_EXERCISE TASK:_
Print the entries in full, word for word, but not the pictures.

* Begin DATA SHOWN *

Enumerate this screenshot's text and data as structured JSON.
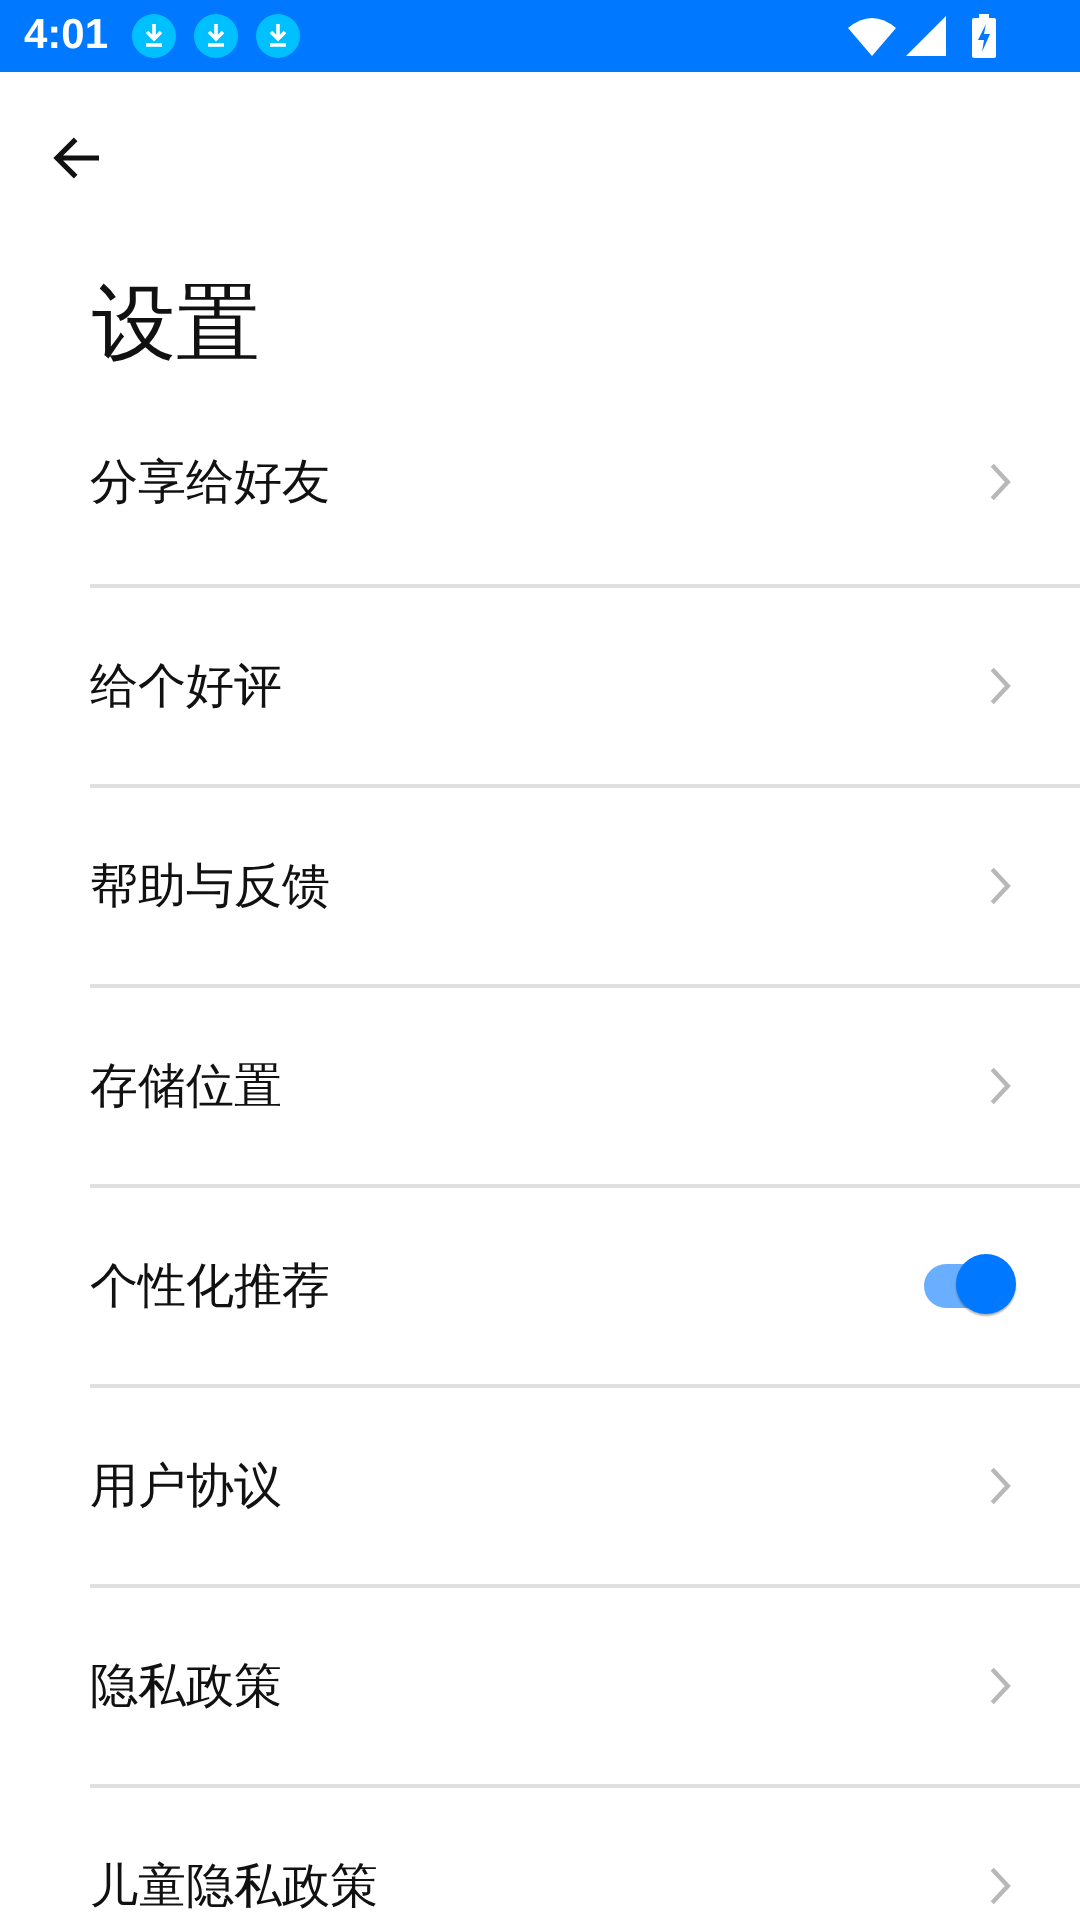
{
  "status_bar": {
    "time": "4:01",
    "notification_icons": [
      {
        "kind": "download"
      },
      {
        "kind": "download"
      },
      {
        "kind": "download"
      }
    ]
  },
  "title": "设置",
  "items": [
    {
      "label": "分享给好友",
      "kind": "link"
    },
    {
      "label": "给个好评",
      "kind": "link"
    },
    {
      "label": "帮助与反馈",
      "kind": "link"
    },
    {
      "label": "存储位置",
      "kind": "link"
    },
    {
      "label": "个性化推荐",
      "kind": "toggle",
      "on": true
    },
    {
      "label": "用户协议",
      "kind": "link"
    },
    {
      "label": "隐私政策",
      "kind": "link"
    },
    {
      "label": "儿童隐私政策",
      "kind": "link"
    }
  ]
}
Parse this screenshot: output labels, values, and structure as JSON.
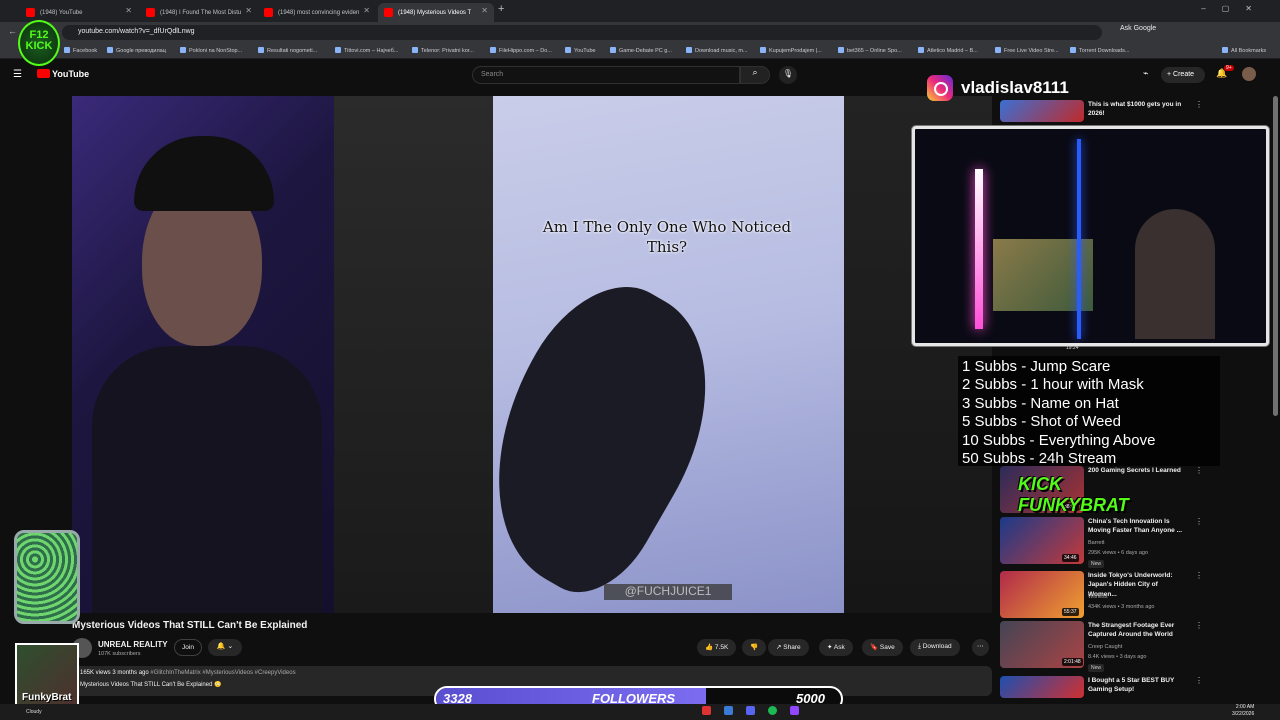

* End DATA SHOWN *

_TASK OUTPUT:_
Enumerate this screenshot's text and data as structured JSON.
{
  "status_bar": {
    "time": "4:01",
    "notification_icons": [
      {
        "kind": "download"
      },
      {
        "kind": "download"
      },
      {
        "kind": "download"
      }
    ]
  },
  "title": "设置",
  "items": [
    {
      "label": "分享给好友",
      "kind": "link"
    },
    {
      "label": "给个好评",
      "kind": "link"
    },
    {
      "label": "帮助与反馈",
      "kind": "link"
    },
    {
      "label": "存储位置",
      "kind": "link"
    },
    {
      "label": "个性化推荐",
      "kind": "toggle",
      "on": true
    },
    {
      "label": "用户协议",
      "kind": "link"
    },
    {
      "label": "隐私政策",
      "kind": "link"
    },
    {
      "label": "儿童隐私政策",
      "kind": "link"
    }
  ]
}
Parse this screenshot: output labels, values, and structure as JSON.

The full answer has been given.